>> Start Given text

2 – Analyze: Converts risk data into decision-making information. The process of examining the risks in detail to determine the extent of the risks, how they relate to each other, and which ones are the most important

3 – Plan: Translates risk information into decisions and mitigating (or enhancing) actions.  This part of the process deals with deciding what, if anything, should be done about a risk or set of related risks

4 – Track:   Answers the questions:  Are the risk indicators and actions plan followed?  This is the process in which risk status data are acquired, compiled, and reported

5 – Control: To make informed, timely, and effective decisions regarding risks and their mitigation or enhancement plans.  During this process the project team examines the tracking status reports for identified project risks and decides what actions to take based on the reported data

6 - Communicate & Document:  Provides information and feedback to the project on the risk activities, current risks, and emerging risks.   It is this process in which risk information is conveyed between all project stakeholders.

Risk Informed Decision Making (RIDM)

RIDM helps ensure that decisions between alternatives are conducted with an awareness of the risks associated with each.  This is done to help prevent late design changes which are often drivers of risk, cost overruns, schedule delays, and even cancellation.  Also, it has been found that most project cost-saving opportunities occur in the definition, planning, and early design phases of a project.

>> End Given text

=== Directive A ===
Answer these questions from the risk management text, one line each:
(i) Which step translates risk information into decisions and mitigating or enhancing actions?
(ii) What three things happen to risk status data during the Track step?
(iii) In which phases of a project do most cost-saving opportunities occur?
=== Directive B ===
Carry the risk management text forward from its last sentence.

>> Start Given data

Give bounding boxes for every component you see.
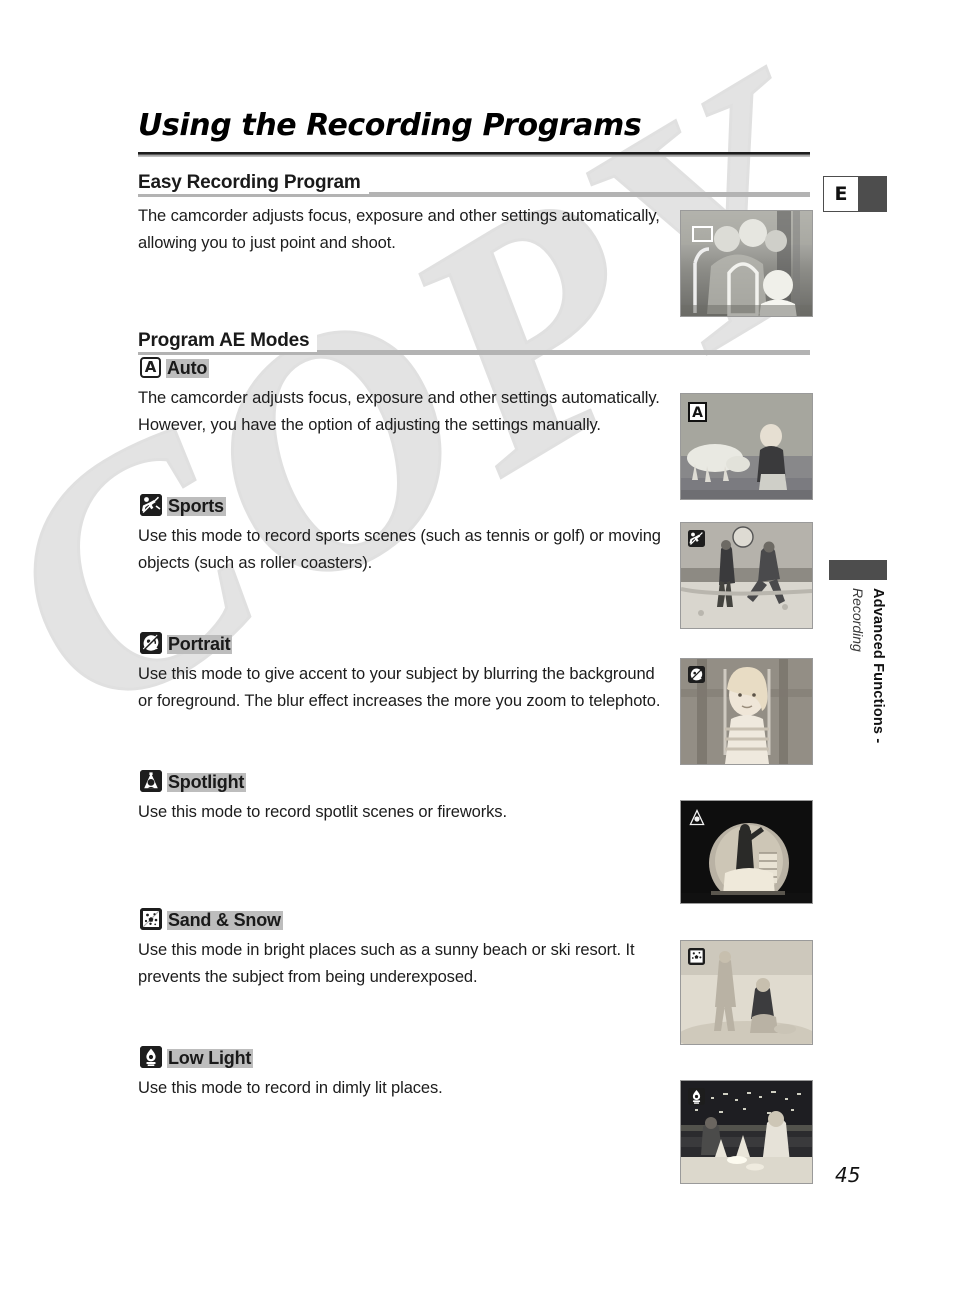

>> End Given data

=== Response A ===
(i) Plan
(ii) They are acquired, compiled, and reported.
(iii) The definition, planning, and early design phases

=== Response B ===
The RIDM process attempts to respond to some of the primary issues that have derailed programs in the past:

1. The mismatch between stakeholder expectations and the resources required to address the risks to achieve their expectations
2. The miscomprehension of the risk that a decision-maker is accepting when making commitments to stakeholders
3. The miscommunication in considering the respective risks associated with competing alternatives

The RIDM process acknowledges the role that human judgment plays in decisions, and that technical information cannot be the sole basis for decision making. This is not only because of inevitable gaps in the technical information, but also because decision making is an inherently subjective, values-based enterprise. 

RIDM is typically appropriate for decisions that have one or more of the following characteristics:

• High Stakes — High stakes are involved in the decision, such as significant costs, significant potential safety impacts, or the importance of meeting the project objectives.
• Complexity — The actual ramifications of alternatives are difficult to understand without detailed analysis.
• Uncertainty — Uncertainty in key inputs creates substantial uncertainty in the outcome of the decision alternatives and points to risks that may need to be managed.
• Multiple Attributes — Greater numbers of attributes cause a greater need for formal analysis.
• Diversity of Stakeholders — Extra attention is warranted to clarify objectives performance measures when the set of stakeholders reflects a diversity of values, preferences, and perspectives.

Throughout the RIDM process, interactions take place between the stakeholders, the risk analyst, the subject matter experts (SMEs), the Technical Authorities, and the decision-maker to ensure that the knowledge is properly integrated and communicated into the deliberations that inform the decision.

The RIDM Process

You can download a free copy of the RIDM process handbook at:  http://ow.ly/TCWH306qAq9

Part 1: Identification of Alternatives

Objectives are decomposed into an individual issue that is significant to some or all the stakeholders. In general, a performance measure has a “direction of goodness” that indicates the direction of increasingly beneficial performance measure values.

Considered are:

• Safety (e.g., avoidance of injury, fatality, or destruction of key assets)
• Technical (e.g., thrust or output, amount of observational data acquired)
• Cost (e.g., execution within allocated cost)
• Schedule (e.g., meeting milestones)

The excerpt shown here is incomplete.